Exercise = Lines containing the string "this" are to be counted; report the total by itself.

Data items:
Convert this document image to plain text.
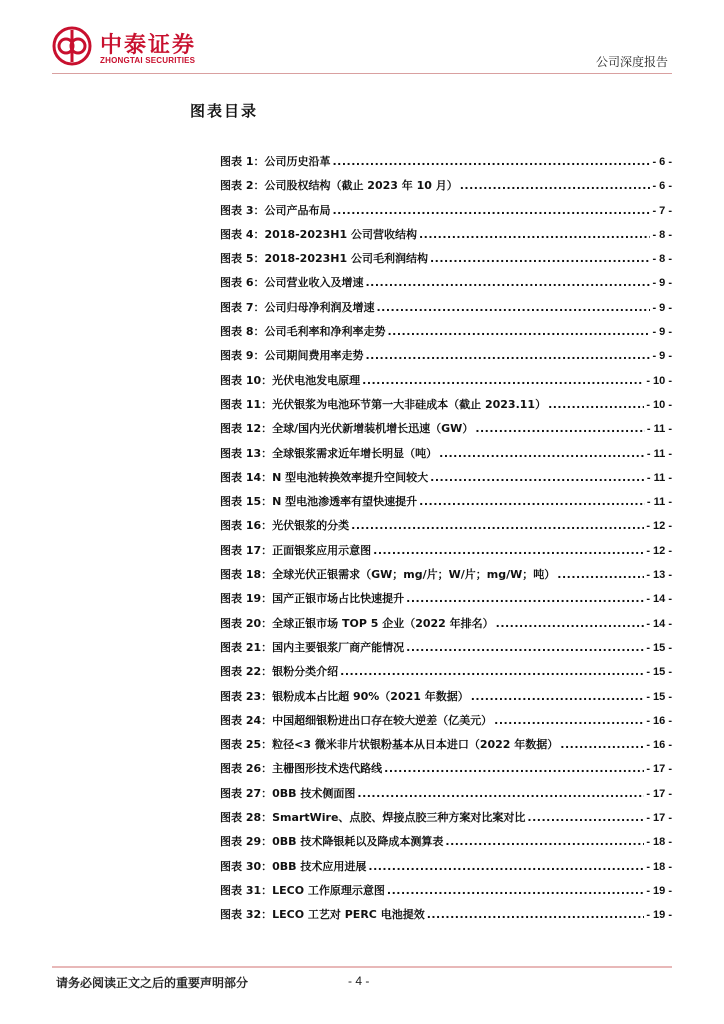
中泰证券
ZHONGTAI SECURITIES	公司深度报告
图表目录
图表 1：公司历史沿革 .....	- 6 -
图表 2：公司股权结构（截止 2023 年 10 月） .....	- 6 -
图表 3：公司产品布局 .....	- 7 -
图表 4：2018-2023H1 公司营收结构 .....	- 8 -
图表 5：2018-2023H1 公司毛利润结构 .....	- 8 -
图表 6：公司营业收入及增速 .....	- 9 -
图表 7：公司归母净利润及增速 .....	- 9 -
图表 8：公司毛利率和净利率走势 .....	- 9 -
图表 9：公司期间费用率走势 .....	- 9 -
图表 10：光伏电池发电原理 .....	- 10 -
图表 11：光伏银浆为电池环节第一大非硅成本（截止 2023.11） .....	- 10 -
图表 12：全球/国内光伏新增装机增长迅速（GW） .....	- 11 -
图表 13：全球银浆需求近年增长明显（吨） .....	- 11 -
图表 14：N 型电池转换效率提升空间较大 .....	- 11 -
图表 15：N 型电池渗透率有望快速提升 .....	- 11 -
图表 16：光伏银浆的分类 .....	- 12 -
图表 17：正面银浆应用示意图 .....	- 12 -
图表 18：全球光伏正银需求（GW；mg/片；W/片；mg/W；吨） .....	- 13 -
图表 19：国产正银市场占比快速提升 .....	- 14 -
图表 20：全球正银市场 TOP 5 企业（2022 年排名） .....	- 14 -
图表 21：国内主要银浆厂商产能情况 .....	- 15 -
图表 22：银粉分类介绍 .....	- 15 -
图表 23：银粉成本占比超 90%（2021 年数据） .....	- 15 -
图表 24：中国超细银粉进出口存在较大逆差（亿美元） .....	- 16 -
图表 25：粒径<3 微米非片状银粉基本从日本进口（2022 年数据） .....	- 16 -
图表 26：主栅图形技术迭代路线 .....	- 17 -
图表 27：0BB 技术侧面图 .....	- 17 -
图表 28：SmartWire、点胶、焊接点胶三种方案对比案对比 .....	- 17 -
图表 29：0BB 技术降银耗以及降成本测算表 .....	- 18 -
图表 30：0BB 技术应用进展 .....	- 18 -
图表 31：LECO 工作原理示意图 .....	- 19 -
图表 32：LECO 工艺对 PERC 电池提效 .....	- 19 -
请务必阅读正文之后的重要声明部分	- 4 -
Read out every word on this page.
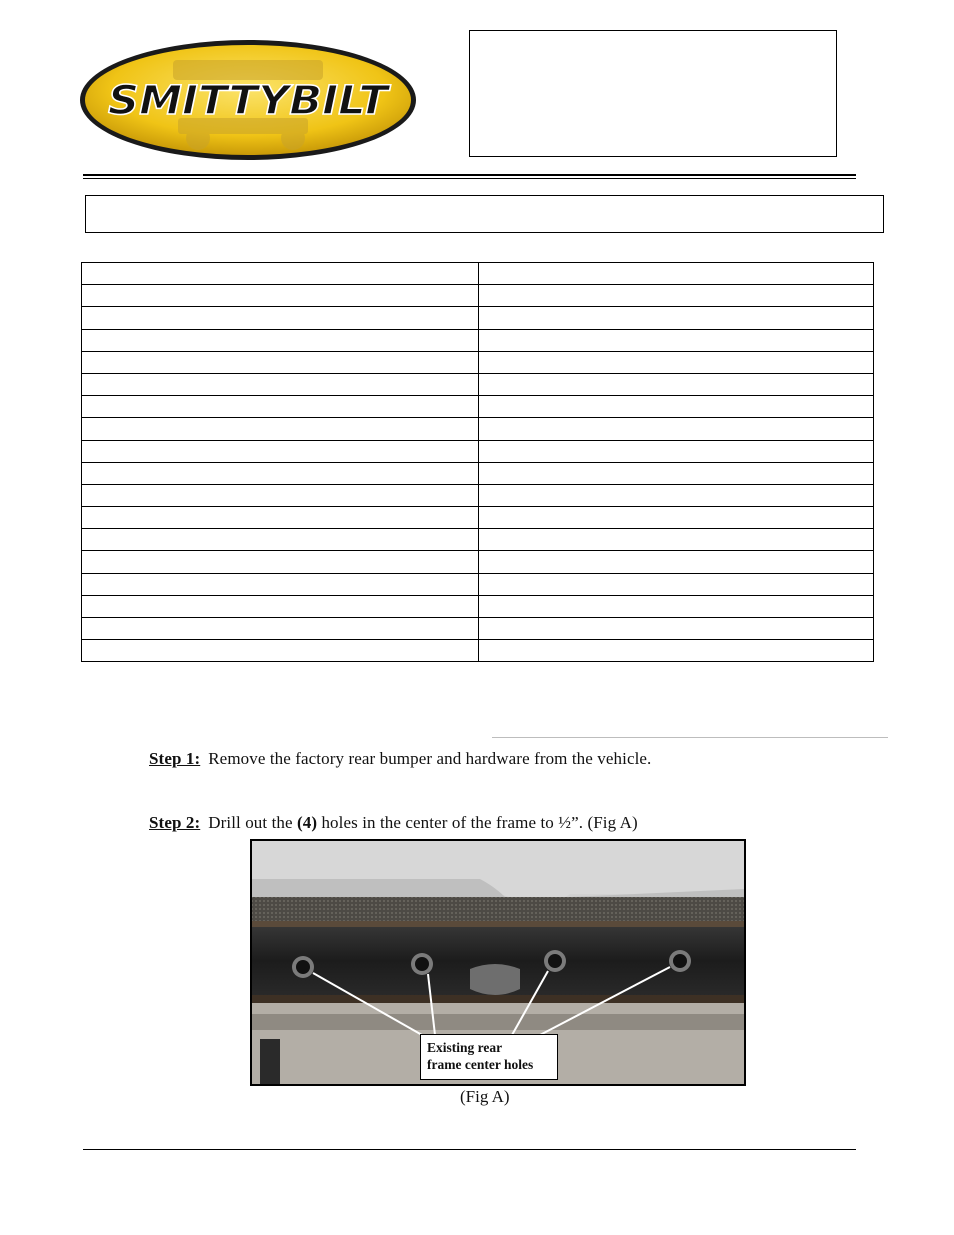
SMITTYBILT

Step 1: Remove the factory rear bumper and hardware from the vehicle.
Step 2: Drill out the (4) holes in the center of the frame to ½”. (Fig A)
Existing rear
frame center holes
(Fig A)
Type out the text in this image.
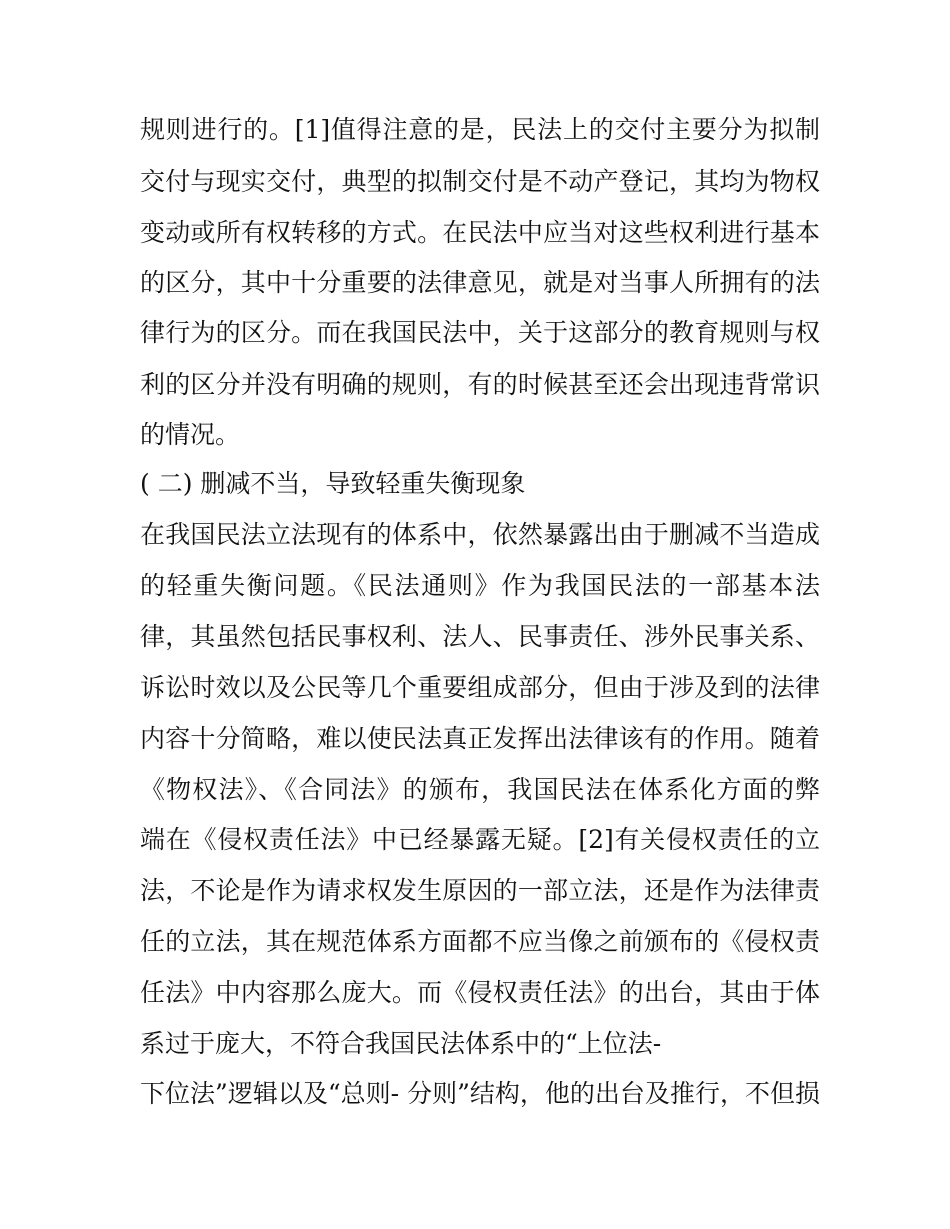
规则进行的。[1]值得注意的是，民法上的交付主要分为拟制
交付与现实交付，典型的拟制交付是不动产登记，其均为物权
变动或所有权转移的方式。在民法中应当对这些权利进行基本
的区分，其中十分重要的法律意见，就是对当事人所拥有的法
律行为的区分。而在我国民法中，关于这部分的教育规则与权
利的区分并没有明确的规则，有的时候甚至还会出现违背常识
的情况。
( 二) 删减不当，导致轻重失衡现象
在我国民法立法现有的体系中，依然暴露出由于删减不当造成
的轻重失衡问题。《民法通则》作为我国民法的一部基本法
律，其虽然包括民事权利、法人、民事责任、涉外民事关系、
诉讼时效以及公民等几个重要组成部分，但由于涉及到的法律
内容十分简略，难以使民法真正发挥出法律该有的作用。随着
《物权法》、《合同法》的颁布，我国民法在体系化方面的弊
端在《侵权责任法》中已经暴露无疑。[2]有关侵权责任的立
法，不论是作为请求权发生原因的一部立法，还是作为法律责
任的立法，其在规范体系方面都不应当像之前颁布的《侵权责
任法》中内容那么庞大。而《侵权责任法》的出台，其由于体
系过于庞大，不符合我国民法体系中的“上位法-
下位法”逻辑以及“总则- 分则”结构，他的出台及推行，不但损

--

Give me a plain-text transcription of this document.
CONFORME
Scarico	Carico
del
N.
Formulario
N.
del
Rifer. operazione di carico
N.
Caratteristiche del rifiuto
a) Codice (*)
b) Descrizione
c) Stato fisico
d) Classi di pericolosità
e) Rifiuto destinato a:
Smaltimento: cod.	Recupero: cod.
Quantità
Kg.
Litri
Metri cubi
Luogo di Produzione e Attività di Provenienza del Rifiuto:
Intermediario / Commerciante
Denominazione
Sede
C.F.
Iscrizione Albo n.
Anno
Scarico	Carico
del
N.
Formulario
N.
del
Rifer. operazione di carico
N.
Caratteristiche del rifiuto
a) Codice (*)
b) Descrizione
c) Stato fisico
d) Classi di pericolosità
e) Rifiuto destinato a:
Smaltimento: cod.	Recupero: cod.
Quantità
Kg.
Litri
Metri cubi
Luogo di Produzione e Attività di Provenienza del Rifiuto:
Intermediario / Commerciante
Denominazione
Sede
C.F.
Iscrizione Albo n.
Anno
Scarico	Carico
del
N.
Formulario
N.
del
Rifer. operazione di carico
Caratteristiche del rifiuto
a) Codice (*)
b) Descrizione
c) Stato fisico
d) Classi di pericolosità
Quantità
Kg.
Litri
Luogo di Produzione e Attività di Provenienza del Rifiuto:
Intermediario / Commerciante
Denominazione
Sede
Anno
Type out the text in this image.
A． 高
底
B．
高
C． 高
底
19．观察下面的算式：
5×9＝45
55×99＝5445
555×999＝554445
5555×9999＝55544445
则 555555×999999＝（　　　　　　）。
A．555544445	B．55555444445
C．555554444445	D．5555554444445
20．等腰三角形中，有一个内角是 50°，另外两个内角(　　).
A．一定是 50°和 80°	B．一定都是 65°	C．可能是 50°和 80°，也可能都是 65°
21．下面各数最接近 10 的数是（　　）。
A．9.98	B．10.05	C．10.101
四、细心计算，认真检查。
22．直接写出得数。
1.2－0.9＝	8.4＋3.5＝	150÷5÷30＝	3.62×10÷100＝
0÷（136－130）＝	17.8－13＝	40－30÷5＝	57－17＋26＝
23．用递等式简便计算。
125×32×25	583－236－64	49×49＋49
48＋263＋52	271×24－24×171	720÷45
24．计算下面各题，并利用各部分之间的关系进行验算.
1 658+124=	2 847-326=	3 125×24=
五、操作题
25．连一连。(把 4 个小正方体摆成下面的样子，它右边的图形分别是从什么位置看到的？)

Answer to the problem = 5